▶ _WHAT THE TASK REQUIRES_: Quote, without change, all of the lines that follow.

▶ _TASK DATA_:
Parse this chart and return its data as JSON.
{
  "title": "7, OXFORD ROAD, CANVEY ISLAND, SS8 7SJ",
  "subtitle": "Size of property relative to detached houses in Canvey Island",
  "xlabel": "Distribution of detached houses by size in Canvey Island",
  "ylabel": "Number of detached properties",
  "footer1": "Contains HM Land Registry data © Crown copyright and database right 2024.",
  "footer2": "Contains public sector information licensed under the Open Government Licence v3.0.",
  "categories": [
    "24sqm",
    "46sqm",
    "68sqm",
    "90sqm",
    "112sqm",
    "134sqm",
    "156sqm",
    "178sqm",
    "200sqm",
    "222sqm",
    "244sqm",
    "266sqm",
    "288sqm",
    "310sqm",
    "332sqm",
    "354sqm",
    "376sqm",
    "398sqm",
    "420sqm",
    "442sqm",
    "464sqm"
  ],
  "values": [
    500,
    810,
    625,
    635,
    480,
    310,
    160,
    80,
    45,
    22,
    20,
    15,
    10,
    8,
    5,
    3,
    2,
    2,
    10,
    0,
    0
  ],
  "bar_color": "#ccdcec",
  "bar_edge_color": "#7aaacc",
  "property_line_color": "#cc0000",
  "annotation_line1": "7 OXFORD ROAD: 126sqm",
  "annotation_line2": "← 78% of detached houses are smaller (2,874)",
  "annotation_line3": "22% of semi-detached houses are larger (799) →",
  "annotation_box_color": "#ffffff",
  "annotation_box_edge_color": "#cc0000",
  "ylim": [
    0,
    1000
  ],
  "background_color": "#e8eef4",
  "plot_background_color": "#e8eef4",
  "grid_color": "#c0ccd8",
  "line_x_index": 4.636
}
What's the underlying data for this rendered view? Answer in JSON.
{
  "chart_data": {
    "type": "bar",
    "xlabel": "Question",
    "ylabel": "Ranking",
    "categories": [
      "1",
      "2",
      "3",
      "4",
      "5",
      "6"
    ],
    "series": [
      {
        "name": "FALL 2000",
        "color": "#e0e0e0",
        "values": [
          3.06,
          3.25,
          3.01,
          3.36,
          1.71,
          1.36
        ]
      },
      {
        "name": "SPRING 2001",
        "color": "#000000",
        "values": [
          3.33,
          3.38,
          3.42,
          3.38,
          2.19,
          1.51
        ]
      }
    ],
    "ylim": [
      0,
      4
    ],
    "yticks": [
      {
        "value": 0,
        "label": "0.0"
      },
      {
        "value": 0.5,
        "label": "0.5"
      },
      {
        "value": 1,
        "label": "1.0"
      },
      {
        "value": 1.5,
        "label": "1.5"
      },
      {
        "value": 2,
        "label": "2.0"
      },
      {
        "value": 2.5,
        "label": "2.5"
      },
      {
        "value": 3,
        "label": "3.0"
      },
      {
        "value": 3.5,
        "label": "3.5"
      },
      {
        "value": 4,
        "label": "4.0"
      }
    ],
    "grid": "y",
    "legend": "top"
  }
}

▶ _EXPECTED ANSWER_:
Parse this chart and return its data as JSON.
{
  "title": "7, OXFORD ROAD, CANVEY ISLAND, SS8 7SJ",
  "subtitle": "Size of property relative to detached houses in Canvey Island",
  "xlabel": "Distribution of detached houses by size in Canvey Island",
  "ylabel": "Number of detached properties",
  "footer1": "Contains HM Land Registry data © Crown copyright and database right 2024.",
  "footer2": "Contains public sector information licensed under the Open Government Licence v3.0.",
  "categories": [
    "24sqm",
    "46sqm",
    "68sqm",
    "90sqm",
    "112sqm",
    "134sqm",
    "156sqm",
    "178sqm",
    "200sqm",
    "222sqm",
    "244sqm",
    "266sqm",
    "288sqm",
    "310sqm",
    "332sqm",
    "354sqm",
    "376sqm",
    "398sqm",
    "420sqm",
    "442sqm",
    "464sqm"
  ],
  "values": [
    500,
    810,
    625,
    635,
    480,
    310,
    160,
    80,
    45,
    22,
    20,
    15,
    10,
    8,
    5,
    3,
    2,
    2,
    10,
    0,
    0
  ],
  "bar_color": "#ccdcec",
  "bar_edge_color": "#7aaacc",
  "property_line_color": "#cc0000",
  "annotation_line1": "7 OXFORD ROAD: 126sqm",
  "annotation_line2": "← 78% of detached houses are smaller (2,874)",
  "annotation_line3": "22% of semi-detached houses are larger (799) →",
  "annotation_box_color": "#ffffff",
  "annotation_box_edge_color": "#cc0000",
  "ylim": [
    0,
    1000
  ],
  "background_color": "#e8eef4",
  "plot_background_color": "#e8eef4",
  "grid_color": "#c0ccd8",
  "line_x_index": 4.636
}
What's the underlying data for this rendered view? Answer in JSON.
{
  "chart_data": {
    "type": "bar",
    "xlabel": "Question",
    "ylabel": "Ranking",
    "categories": [
      "1",
      "2",
      "3",
      "4",
      "5",
      "6"
    ],
    "series": [
      {
        "name": "FALL 2000",
        "color": "#e0e0e0",
        "values": [
          3.06,
          3.25,
          3.01,
          3.36,
          1.71,
          1.36
        ]
      },
      {
        "name": "SPRING 2001",
        "color": "#000000",
        "values": [
          3.33,
          3.38,
          3.42,
          3.38,
          2.19,
          1.51
        ]
      }
    ],
    "ylim": [
      0,
      4
    ],
    "yticks": [
      {
        "value": 0,
        "label": "0.0"
      },
      {
        "value": 0.5,
        "label": "0.5"
      },
      {
        "value": 1,
        "label": "1.0"
      },
      {
        "value": 1.5,
        "label": "1.5"
      },
      {
        "value": 2,
        "label": "2.0"
      },
      {
        "value": 2.5,
        "label": "2.5"
      },
      {
        "value": 3,
        "label": "3.0"
      },
      {
        "value": 3.5,
        "label": "3.5"
      },
      {
        "value": 4,
        "label": "4.0"
      }
    ],
    "grid": "y",
    "legend": "top"
  }
}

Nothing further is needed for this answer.